(Goal): Repeat the listing in full. Nothing may be added or left out.
• • •
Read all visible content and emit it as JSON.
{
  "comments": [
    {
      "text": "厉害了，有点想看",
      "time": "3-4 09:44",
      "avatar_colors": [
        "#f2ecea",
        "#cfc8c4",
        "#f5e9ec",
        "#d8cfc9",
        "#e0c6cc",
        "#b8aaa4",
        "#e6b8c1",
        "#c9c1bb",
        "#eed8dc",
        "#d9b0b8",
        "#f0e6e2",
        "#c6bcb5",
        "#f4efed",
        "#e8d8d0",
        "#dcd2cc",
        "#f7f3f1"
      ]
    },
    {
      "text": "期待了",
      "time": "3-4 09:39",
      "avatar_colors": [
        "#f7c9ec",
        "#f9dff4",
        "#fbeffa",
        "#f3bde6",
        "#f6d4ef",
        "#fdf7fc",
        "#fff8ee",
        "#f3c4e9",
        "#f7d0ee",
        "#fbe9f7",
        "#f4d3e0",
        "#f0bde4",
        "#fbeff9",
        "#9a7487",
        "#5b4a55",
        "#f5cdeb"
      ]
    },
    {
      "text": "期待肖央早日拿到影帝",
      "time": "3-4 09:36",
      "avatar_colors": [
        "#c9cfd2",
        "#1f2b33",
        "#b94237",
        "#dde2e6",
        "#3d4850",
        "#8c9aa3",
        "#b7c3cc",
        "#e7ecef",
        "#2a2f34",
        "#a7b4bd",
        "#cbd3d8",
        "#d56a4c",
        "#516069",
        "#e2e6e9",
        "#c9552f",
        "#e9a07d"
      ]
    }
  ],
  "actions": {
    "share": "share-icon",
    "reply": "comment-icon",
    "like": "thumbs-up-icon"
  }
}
• • •
(Correct output):
Read all visible content and emit it as JSON.
{
  "comments": [
    {
      "text": "厉害了，有点想看",
      "time": "3-4 09:44",
      "avatar_colors": [
        "#f2ecea",
        "#cfc8c4",
        "#f5e9ec",
        "#d8cfc9",
        "#e0c6cc",
        "#b8aaa4",
        "#e6b8c1",
        "#c9c1bb",
        "#eed8dc",
        "#d9b0b8",
        "#f0e6e2",
        "#c6bcb5",
        "#f4efed",
        "#e8d8d0",
        "#dcd2cc",
        "#f7f3f1"
      ]
    },
    {
      "text": "期待了",
      "time": "3-4 09:39",
      "avatar_colors": [
        "#f7c9ec",
        "#f9dff4",
        "#fbeffa",
        "#f3bde6",
        "#f6d4ef",
        "#fdf7fc",
        "#fff8ee",
        "#f3c4e9",
        "#f7d0ee",
        "#fbe9f7",
        "#f4d3e0",
        "#f0bde4",
        "#fbeff9",
        "#9a7487",
        "#5b4a55",
        "#f5cdeb"
      ]
    },
    {
      "text": "期待肖央早日拿到影帝",
      "time": "3-4 09:36",
      "avatar_colors": [
        "#c9cfd2",
        "#1f2b33",
        "#b94237",
        "#dde2e6",
        "#3d4850",
        "#8c9aa3",
        "#b7c3cc",
        "#e7ecef",
        "#2a2f34",
        "#a7b4bd",
        "#cbd3d8",
        "#d56a4c",
        "#516069",
        "#e2e6e9",
        "#c9552f",
        "#e9a07d"
      ]
    }
  ],
  "actions": {
    "share": "share-icon",
    "reply": "comment-icon",
    "like": "thumbs-up-icon"
  }
}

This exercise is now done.